Exercise brief —
Filter the data below for the string "والعامل" and copy each matching line.

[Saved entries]

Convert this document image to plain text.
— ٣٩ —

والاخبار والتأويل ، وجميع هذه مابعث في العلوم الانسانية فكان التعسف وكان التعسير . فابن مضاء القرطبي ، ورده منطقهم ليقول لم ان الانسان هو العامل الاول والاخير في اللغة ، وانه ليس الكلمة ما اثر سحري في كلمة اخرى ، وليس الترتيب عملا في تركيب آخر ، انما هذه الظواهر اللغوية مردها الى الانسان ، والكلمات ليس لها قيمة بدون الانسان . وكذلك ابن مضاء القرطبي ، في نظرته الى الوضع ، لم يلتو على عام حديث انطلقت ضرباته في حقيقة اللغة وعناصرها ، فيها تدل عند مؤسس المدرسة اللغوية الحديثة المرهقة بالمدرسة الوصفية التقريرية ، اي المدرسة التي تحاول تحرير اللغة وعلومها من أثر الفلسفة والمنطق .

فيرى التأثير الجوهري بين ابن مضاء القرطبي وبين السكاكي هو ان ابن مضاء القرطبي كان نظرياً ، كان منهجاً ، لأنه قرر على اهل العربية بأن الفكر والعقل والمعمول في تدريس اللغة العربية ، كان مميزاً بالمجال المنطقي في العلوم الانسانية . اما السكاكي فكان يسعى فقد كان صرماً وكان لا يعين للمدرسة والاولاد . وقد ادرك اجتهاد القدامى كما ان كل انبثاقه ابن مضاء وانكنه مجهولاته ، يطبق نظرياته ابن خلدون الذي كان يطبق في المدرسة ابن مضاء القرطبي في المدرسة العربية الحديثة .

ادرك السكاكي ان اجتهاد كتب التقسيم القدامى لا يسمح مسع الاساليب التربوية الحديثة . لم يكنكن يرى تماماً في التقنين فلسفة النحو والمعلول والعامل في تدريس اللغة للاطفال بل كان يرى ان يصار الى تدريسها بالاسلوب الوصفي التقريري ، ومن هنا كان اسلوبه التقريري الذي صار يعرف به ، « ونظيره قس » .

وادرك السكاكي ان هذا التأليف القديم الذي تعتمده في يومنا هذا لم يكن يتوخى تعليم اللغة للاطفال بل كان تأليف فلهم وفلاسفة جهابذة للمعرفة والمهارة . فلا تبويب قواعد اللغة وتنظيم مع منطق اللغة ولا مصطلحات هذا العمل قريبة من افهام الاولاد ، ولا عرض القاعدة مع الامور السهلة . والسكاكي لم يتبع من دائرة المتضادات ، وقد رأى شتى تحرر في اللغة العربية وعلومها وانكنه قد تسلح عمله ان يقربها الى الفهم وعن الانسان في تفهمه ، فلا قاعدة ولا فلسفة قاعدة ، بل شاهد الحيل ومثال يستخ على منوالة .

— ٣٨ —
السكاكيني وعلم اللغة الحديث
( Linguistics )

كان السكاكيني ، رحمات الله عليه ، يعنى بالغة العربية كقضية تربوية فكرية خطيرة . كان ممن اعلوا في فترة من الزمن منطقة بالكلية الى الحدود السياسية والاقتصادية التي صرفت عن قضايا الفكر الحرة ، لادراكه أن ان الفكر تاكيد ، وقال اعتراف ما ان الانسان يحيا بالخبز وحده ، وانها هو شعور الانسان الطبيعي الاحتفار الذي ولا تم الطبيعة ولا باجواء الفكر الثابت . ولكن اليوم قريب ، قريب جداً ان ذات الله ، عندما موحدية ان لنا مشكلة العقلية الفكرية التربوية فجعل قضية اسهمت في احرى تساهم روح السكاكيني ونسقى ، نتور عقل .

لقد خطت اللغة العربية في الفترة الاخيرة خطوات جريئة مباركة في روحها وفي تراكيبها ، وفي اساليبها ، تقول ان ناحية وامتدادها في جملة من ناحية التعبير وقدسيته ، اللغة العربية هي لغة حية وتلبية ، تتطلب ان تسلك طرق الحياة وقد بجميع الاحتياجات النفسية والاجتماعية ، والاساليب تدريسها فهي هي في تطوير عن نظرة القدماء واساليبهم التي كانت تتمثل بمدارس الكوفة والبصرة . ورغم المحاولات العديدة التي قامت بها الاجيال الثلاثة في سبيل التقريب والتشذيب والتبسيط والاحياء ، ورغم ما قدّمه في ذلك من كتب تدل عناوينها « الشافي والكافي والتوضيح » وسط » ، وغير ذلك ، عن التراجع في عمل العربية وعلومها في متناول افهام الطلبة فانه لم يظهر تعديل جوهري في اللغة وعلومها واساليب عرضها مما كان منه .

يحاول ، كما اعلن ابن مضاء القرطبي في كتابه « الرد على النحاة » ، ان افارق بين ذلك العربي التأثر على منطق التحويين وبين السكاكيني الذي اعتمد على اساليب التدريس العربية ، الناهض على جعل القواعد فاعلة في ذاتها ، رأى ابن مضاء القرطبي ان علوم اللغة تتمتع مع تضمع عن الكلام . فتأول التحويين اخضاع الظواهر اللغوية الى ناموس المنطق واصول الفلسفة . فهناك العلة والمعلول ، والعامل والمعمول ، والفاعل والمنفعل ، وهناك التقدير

Answer to this task —
ادرك السكاكي ان اجتهاد كتب التقسيم القدامى لا يسمح مسع الاساليب التربوية الحديثة . لم يكنكن يرى تماماً في التقنين فلسفة النحو والمعلول والعامل في تدريس اللغة للاطفال بل كان يرى ان يصار الى تدريسها بالاسلوب الوصفي التقريري ، ومن هنا كان اسلوبه التقريري الذي صار يعرف به ، « ونظيره قس » .
يحاول ، كما اعلن ابن مضاء القرطبي في كتابه « الرد على النحاة » ، ان افارق بين ذلك العربي التأثر على منطق التحويين وبين السكاكيني الذي اعتمد على اساليب التدريس العربية ، الناهض على جعل القواعد فاعلة في ذاتها ، رأى ابن مضاء القرطبي ان علوم اللغة تتمتع مع تضمع عن الكلام . فتأول التحويين اخضاع الظواهر اللغوية الى ناموس المنطق واصول الفلسفة . فهناك العلة والمعلول ، والعامل والمعمول ، والفاعل والمنفعل ، وهناك التقدير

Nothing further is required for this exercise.